__Problem statement__:
Extract all of the data and reproduce it precisely.

__Given entries__:
------------------------------------------------

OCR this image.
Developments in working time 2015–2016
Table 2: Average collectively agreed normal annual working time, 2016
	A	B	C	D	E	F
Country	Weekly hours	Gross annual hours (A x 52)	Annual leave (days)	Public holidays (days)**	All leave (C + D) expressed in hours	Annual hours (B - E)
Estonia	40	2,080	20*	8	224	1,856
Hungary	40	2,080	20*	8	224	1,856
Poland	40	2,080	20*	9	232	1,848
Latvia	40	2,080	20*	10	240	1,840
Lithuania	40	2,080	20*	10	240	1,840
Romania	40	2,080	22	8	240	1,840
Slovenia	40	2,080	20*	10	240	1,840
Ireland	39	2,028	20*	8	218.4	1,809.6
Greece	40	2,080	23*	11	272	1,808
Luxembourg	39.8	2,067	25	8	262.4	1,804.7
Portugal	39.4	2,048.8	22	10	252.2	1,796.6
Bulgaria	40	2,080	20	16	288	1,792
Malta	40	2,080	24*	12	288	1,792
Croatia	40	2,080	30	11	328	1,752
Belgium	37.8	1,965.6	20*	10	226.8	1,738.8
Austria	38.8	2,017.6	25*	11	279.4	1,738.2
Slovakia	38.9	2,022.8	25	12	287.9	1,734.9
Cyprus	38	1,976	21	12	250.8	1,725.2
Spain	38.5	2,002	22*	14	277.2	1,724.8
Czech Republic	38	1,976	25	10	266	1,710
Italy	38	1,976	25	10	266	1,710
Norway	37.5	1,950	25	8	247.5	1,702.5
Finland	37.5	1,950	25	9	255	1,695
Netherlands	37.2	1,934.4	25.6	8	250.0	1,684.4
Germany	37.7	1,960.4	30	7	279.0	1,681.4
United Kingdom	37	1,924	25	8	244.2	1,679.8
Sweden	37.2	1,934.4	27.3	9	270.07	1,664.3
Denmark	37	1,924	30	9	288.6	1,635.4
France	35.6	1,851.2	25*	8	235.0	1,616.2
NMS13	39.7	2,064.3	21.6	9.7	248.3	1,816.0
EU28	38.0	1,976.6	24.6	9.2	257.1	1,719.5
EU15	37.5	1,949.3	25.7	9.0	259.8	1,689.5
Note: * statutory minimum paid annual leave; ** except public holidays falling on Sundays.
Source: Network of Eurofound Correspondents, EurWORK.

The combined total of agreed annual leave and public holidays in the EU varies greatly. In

------------------------------------------------

__Solved problem__:
OCR this image.
Developments in working time 2015–2016
Table 2: Average collectively agreed normal annual working time, 2016
	A	B	C	D	E	F
Country	Weekly hours	Gross annual hours (A x 52)	Annual leave (days)	Public holidays (days)**	All leave (C + D) expressed in hours	Annual hours (B - E)
Estonia	40	2,080	20*	8	224	1,856
Hungary	40	2,080	20*	8	224	1,856
Poland	40	2,080	20*	9	232	1,848
Latvia	40	2,080	20*	10	240	1,840
Lithuania	40	2,080	20*	10	240	1,840
Romania	40	2,080	22	8	240	1,840
Slovenia	40	2,080	20*	10	240	1,840
Ireland	39	2,028	20*	8	218.4	1,809.6
Greece	40	2,080	23*	11	272	1,808
Luxembourg	39.8	2,067	25	8	262.4	1,804.7
Portugal	39.4	2,048.8	22	10	252.2	1,796.6
Bulgaria	40	2,080	20	16	288	1,792
Malta	40	2,080	24*	12	288	1,792
Croatia	40	2,080	30	11	328	1,752
Belgium	37.8	1,965.6	20*	10	226.8	1,738.8
Austria	38.8	2,017.6	25*	11	279.4	1,738.2
Slovakia	38.9	2,022.8	25	12	287.9	1,734.9
Cyprus	38	1,976	21	12	250.8	1,725.2
Spain	38.5	2,002	22*	14	277.2	1,724.8
Czech Republic	38	1,976	25	10	266	1,710
Italy	38	1,976	25	10	266	1,710
Norway	37.5	1,950	25	8	247.5	1,702.5
Finland	37.5	1,950	25	9	255	1,695
Netherlands	37.2	1,934.4	25.6	8	250.0	1,684.4
Germany	37.7	1,960.4	30	7	279.0	1,681.4
United Kingdom	37	1,924	25	8	244.2	1,679.8
Sweden	37.2	1,934.4	27.3	9	270.07	1,664.3
Denmark	37	1,924	30	9	288.6	1,635.4
France	35.6	1,851.2	25*	8	235.0	1,616.2
NMS13	39.7	2,064.3	21.6	9.7	248.3	1,816.0
EU28	38.0	1,976.6	24.6	9.2	257.1	1,719.5
EU15	37.5	1,949.3	25.7	9.0	259.8	1,689.5
Note: * statutory minimum paid annual leave; ** except public holidays falling on Sundays.
Source: Network of Eurofound Correspondents, EurWORK.

The combined total of agreed annual leave and public holidays in the EU varies greatly. In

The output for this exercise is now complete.